Going through the material below, please gather all lines with the word "Revised" in them.

═══ Dataset records ═══

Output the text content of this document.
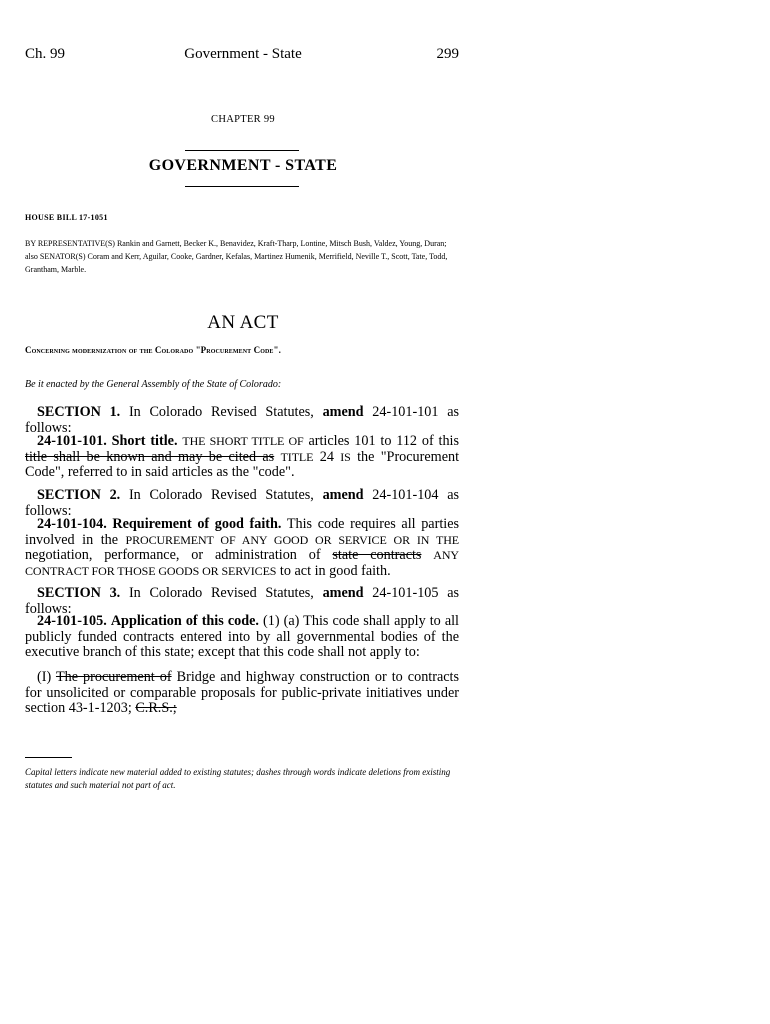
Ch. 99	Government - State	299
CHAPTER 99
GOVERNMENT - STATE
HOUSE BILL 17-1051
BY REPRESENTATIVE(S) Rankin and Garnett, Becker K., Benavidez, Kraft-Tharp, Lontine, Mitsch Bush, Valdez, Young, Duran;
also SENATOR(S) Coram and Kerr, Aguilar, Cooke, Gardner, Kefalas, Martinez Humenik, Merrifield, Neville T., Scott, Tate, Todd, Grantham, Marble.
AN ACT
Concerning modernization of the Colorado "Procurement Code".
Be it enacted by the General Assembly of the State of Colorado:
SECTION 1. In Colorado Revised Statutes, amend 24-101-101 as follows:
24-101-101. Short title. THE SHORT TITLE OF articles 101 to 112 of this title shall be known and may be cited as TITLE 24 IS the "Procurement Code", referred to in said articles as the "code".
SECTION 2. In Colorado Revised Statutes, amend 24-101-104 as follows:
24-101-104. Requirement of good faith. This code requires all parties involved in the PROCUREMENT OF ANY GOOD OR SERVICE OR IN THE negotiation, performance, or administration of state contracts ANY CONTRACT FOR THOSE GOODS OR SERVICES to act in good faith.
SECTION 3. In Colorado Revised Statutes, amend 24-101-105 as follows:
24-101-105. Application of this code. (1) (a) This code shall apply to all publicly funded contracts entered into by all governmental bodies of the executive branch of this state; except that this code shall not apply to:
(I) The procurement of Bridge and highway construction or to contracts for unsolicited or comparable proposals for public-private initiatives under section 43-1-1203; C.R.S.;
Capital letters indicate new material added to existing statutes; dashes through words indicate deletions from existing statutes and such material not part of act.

═══

(Output below):
SECTION 1. In Colorado Revised Statutes, amend 24-101-101 as follows:
SECTION 2. In Colorado Revised Statutes, amend 24-101-104 as follows:
SECTION 3. In Colorado Revised Statutes, amend 24-101-105 as follows:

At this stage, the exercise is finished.